» **Records about charts and figures**:
** begin **

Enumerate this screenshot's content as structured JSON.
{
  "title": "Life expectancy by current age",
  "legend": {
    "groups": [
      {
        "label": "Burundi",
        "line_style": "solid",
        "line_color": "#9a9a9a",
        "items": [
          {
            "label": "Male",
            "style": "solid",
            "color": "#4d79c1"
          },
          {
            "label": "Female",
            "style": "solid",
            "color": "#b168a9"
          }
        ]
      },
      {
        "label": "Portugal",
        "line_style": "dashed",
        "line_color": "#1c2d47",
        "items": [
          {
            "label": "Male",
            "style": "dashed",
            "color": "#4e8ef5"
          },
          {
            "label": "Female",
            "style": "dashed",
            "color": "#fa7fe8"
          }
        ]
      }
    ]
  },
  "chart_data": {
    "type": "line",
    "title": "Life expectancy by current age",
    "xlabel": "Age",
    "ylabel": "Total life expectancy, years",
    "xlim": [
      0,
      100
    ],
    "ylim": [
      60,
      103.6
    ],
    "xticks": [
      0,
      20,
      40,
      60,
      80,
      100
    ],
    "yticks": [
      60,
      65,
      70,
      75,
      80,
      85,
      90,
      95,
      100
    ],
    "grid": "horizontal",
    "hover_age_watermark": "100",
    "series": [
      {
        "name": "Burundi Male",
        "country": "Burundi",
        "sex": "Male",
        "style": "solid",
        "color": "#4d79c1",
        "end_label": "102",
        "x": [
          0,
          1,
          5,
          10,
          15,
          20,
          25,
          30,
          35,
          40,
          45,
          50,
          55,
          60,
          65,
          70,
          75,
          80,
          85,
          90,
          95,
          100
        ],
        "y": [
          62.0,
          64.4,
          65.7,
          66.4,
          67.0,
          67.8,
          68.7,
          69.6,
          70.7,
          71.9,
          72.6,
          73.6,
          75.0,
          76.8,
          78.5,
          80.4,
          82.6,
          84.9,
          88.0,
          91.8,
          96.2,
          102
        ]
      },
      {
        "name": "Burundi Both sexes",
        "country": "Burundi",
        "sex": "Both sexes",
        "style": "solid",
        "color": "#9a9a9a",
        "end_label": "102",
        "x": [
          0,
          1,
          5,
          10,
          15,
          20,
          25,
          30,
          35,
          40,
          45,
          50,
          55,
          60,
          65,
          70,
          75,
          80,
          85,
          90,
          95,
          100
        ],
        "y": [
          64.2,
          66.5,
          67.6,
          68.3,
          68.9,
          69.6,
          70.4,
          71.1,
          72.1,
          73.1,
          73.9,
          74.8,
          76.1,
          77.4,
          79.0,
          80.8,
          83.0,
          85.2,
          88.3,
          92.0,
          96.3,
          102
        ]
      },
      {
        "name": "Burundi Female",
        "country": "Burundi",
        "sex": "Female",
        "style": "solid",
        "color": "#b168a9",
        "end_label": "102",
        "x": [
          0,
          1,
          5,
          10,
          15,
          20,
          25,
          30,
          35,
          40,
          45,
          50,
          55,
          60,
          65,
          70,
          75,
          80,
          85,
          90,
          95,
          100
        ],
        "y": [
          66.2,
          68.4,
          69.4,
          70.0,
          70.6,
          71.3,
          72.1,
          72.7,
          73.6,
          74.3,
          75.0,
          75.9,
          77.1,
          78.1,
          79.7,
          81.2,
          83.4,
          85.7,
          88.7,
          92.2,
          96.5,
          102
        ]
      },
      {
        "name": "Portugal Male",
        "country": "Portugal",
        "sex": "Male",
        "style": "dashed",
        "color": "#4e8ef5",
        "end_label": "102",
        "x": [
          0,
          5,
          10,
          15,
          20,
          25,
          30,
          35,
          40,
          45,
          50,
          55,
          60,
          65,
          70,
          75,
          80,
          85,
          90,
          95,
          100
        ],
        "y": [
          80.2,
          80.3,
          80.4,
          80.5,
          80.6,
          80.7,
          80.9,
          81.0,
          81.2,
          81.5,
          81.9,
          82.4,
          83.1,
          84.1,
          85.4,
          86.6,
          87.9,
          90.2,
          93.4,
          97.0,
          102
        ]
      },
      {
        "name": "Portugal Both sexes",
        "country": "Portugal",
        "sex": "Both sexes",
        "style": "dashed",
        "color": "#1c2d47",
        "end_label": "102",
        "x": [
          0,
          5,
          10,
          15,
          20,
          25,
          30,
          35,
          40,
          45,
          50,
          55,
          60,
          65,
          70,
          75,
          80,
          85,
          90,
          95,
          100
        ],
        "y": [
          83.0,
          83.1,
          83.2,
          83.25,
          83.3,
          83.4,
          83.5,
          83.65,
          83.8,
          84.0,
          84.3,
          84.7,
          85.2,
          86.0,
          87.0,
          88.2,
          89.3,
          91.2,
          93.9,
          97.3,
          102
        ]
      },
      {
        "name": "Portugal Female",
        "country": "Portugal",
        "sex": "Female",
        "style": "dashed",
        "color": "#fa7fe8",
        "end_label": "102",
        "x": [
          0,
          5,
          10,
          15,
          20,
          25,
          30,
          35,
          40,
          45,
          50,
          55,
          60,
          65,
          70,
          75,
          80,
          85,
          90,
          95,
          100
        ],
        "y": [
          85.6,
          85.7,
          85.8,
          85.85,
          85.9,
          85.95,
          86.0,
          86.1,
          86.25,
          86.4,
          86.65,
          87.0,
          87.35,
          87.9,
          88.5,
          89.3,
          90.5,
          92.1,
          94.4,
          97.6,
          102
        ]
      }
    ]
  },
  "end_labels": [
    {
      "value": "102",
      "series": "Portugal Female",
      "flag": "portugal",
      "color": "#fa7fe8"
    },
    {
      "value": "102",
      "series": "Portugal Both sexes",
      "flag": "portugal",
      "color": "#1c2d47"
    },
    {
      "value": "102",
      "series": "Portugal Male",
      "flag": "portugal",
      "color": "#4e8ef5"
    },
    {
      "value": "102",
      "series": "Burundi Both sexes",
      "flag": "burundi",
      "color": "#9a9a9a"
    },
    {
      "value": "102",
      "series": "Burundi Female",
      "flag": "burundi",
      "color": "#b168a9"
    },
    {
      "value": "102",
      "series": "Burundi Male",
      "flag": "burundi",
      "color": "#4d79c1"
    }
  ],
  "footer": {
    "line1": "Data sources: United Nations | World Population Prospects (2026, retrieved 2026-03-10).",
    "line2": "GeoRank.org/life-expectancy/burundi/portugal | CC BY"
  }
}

** end **

» **PROBLEM TO SOLVE**: Collect from the data above every line that includes "title".

» **THE ANSWER**:
  "title": "Life expectancy by current age",
    "title": "Life expectancy by current age",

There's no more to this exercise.